▸ **The exercise**:
Gather up the lines that contain "label".

Data items:
==*==

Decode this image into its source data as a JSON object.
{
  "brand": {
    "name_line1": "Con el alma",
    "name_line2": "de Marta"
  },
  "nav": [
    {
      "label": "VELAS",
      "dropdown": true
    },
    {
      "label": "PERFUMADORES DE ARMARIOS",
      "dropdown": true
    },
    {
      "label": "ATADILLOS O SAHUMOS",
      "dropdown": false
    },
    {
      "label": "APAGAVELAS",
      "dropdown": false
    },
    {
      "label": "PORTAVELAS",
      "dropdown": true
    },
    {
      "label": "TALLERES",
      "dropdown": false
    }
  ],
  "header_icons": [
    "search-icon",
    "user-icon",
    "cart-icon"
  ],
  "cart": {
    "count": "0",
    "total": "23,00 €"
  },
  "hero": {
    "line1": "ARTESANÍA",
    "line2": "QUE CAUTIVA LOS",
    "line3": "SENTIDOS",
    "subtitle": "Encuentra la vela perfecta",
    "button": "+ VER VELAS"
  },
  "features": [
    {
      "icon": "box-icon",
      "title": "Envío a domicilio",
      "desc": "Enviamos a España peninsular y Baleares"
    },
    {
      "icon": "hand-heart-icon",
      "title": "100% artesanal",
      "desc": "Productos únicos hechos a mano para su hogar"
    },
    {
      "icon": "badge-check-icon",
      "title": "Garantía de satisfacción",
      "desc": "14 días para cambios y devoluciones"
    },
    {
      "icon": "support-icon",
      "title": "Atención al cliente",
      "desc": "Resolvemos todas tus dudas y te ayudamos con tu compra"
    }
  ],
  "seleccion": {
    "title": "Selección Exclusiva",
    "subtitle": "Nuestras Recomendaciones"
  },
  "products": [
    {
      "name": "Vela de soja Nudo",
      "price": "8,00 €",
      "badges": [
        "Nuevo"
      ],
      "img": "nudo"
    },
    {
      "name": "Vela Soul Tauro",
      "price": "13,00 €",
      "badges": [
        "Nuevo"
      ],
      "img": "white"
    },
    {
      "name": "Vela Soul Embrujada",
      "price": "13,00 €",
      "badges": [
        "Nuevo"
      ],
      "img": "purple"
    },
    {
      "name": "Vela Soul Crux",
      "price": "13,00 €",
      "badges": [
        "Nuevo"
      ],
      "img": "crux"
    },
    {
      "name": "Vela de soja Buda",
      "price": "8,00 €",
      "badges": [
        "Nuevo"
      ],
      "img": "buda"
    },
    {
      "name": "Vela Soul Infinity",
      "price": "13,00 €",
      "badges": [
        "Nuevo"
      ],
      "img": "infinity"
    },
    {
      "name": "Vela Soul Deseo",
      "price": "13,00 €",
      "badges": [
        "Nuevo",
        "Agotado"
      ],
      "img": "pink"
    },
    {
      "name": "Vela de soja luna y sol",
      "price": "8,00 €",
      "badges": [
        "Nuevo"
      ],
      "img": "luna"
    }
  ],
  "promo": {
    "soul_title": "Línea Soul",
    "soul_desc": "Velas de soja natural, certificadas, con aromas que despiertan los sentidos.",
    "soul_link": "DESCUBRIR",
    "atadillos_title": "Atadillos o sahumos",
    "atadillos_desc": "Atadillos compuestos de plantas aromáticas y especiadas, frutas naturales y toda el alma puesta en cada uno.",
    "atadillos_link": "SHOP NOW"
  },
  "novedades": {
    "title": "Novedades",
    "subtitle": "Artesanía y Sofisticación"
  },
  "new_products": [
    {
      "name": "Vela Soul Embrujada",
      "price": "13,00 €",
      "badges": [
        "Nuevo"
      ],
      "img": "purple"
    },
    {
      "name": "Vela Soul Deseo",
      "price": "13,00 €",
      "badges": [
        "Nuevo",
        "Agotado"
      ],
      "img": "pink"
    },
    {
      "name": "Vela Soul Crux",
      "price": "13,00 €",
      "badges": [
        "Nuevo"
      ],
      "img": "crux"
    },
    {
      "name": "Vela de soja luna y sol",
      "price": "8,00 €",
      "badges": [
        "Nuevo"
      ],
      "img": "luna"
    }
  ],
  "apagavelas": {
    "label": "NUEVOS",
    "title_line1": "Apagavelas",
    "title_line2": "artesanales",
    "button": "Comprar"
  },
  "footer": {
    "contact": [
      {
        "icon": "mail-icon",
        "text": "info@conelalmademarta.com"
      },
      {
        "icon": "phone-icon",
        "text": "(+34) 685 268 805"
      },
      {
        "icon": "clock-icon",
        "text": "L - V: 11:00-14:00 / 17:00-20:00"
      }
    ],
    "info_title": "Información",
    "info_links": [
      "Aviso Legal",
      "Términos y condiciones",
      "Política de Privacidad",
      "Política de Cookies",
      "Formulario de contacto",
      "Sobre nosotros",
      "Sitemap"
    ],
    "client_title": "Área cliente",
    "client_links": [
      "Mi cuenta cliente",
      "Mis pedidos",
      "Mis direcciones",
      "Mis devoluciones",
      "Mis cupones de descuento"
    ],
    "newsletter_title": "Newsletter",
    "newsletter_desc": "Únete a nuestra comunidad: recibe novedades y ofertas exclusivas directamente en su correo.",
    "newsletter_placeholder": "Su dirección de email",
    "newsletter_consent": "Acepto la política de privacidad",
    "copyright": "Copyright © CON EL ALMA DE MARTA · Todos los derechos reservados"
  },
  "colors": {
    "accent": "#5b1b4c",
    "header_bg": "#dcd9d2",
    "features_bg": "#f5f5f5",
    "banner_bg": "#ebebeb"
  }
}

==*==

▸ **Answer for the task**:
      "label": "VELAS",
      "label": "PERFUMADORES DE ARMARIOS",
      "label": "ATADILLOS O SAHUMOS",
      "label": "APAGAVELAS",
      "label": "PORTAVELAS",
      "label": "TALLERES",
    "label": "NUEVOS",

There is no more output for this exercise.